# Exercise
Take down each entry exactly as written.

Start of Material shown

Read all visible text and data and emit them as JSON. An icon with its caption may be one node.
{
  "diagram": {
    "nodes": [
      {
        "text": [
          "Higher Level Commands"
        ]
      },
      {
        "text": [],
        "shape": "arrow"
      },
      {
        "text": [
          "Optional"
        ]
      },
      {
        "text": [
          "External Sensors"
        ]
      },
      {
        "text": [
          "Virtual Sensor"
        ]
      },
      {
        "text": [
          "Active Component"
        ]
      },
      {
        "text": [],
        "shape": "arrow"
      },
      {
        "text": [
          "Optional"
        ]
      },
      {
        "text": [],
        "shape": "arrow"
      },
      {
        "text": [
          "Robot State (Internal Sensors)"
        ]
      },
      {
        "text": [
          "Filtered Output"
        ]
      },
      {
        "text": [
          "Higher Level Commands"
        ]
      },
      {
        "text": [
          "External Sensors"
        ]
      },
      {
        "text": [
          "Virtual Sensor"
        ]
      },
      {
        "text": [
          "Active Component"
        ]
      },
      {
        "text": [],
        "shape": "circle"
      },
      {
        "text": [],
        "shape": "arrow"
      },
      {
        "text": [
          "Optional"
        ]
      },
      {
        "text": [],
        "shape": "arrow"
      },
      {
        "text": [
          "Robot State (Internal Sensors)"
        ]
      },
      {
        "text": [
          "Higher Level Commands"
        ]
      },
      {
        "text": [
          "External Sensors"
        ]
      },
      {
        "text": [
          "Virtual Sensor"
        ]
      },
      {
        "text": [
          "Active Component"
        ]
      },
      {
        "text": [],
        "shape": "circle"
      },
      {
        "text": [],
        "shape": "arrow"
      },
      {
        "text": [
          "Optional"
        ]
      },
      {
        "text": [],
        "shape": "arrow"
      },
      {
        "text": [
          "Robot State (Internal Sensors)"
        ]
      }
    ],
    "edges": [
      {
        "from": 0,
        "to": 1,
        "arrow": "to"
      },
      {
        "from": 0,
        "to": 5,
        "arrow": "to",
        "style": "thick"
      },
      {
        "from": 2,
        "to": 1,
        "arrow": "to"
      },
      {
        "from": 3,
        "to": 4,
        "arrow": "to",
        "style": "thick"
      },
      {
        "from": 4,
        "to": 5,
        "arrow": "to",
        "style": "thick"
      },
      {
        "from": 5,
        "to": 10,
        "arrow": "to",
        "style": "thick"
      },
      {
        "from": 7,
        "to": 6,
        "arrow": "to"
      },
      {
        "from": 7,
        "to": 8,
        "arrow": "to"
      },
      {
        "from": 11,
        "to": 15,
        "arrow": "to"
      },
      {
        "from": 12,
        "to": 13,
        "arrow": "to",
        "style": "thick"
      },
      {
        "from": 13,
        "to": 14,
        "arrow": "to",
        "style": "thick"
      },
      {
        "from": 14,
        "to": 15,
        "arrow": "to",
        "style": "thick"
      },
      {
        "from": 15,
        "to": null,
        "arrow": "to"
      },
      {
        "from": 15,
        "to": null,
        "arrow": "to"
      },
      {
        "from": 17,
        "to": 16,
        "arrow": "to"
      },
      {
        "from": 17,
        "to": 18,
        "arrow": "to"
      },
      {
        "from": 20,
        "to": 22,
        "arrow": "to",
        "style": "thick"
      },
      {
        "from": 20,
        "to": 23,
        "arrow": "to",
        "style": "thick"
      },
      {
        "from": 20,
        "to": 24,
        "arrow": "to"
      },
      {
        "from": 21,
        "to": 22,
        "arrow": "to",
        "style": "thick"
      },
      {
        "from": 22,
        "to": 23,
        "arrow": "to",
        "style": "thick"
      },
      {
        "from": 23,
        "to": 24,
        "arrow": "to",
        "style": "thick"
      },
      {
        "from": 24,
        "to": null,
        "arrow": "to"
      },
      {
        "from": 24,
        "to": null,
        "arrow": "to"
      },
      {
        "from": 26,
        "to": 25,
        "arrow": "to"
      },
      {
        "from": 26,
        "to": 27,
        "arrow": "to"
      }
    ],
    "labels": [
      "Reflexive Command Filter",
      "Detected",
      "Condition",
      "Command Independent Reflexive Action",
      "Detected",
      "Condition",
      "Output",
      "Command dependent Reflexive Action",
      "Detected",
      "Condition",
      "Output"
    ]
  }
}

End of Material shown

# Exercise solution
Read all visible text and data and emit them as JSON. An icon with its caption may be one node.
{
  "diagram": {
    "nodes": [
      {
        "text": [
          "Higher Level Commands"
        ]
      },
      {
        "text": [],
        "shape": "arrow"
      },
      {
        "text": [
          "Optional"
        ]
      },
      {
        "text": [
          "External Sensors"
        ]
      },
      {
        "text": [
          "Virtual Sensor"
        ]
      },
      {
        "text": [
          "Active Component"
        ]
      },
      {
        "text": [],
        "shape": "arrow"
      },
      {
        "text": [
          "Optional"
        ]
      },
      {
        "text": [],
        "shape": "arrow"
      },
      {
        "text": [
          "Robot State (Internal Sensors)"
        ]
      },
      {
        "text": [
          "Filtered Output"
        ]
      },
      {
        "text": [
          "Higher Level Commands"
        ]
      },
      {
        "text": [
          "External Sensors"
        ]
      },
      {
        "text": [
          "Virtual Sensor"
        ]
      },
      {
        "text": [
          "Active Component"
        ]
      },
      {
        "text": [],
        "shape": "circle"
      },
      {
        "text": [],
        "shape": "arrow"
      },
      {
        "text": [
          "Optional"
        ]
      },
      {
        "text": [],
        "shape": "arrow"
      },
      {
        "text": [
          "Robot State (Internal Sensors)"
        ]
      },
      {
        "text": [
          "Higher Level Commands"
        ]
      },
      {
        "text": [
          "External Sensors"
        ]
      },
      {
        "text": [
          "Virtual Sensor"
        ]
      },
      {
        "text": [
          "Active Component"
        ]
      },
      {
        "text": [],
        "shape": "circle"
      },
      {
        "text": [],
        "shape": "arrow"
      },
      {
        "text": [
          "Optional"
        ]
      },
      {
        "text": [],
        "shape": "arrow"
      },
      {
        "text": [
          "Robot State (Internal Sensors)"
        ]
      }
    ],
    "edges": [
      {
        "from": 0,
        "to": 1,
        "arrow": "to"
      },
      {
        "from": 0,
        "to": 5,
        "arrow": "to",
        "style": "thick"
      },
      {
        "from": 2,
        "to": 1,
        "arrow": "to"
      },
      {
        "from": 3,
        "to": 4,
        "arrow": "to",
        "style": "thick"
      },
      {
        "from": 4,
        "to": 5,
        "arrow": "to",
        "style": "thick"
      },
      {
        "from": 5,
        "to": 10,
        "arrow": "to",
        "style": "thick"
      },
      {
        "from": 7,
        "to": 6,
        "arrow": "to"
      },
      {
        "from": 7,
        "to": 8,
        "arrow": "to"
      },
      {
        "from": 11,
        "to": 15,
        "arrow": "to"
      },
      {
        "from": 12,
        "to": 13,
        "arrow": "to",
        "style": "thick"
      },
      {
        "from": 13,
        "to": 14,
        "arrow": "to",
        "style": "thick"
      },
      {
        "from": 14,
        "to": 15,
        "arrow": "to",
        "style": "thick"
      },
      {
        "from": 15,
        "to": null,
        "arrow": "to"
      },
      {
        "from": 15,
        "to": null,
        "arrow": "to"
      },
      {
        "from": 17,
        "to": 16,
        "arrow": "to"
      },
      {
        "from": 17,
        "to": 18,
        "arrow": "to"
      },
      {
        "from": 20,
        "to": 22,
        "arrow": "to",
        "style": "thick"
      },
      {
        "from": 20,
        "to": 23,
        "arrow": "to",
        "style": "thick"
      },
      {
        "from": 20,
        "to": 24,
        "arrow": "to"
      },
      {
        "from": 21,
        "to": 22,
        "arrow": "to",
        "style": "thick"
      },
      {
        "from": 22,
        "to": 23,
        "arrow": "to",
        "style": "thick"
      },
      {
        "from": 23,
        "to": 24,
        "arrow": "to",
        "style": "thick"
      },
      {
        "from": 24,
        "to": null,
        "arrow": "to"
      },
      {
        "from": 24,
        "to": null,
        "arrow": "to"
      },
      {
        "from": 26,
        "to": 25,
        "arrow": "to"
      },
      {
        "from": 26,
        "to": 27,
        "arrow": "to"
      }
    ],
    "labels": [
      "Reflexive Command Filter",
      "Detected",
      "Condition",
      "Command Independent Reflexive Action",
      "Detected",
      "Condition",
      "Output",
      "Command dependent Reflexive Action",
      "Detected",
      "Condition",
      "Output"
    ]
  }
}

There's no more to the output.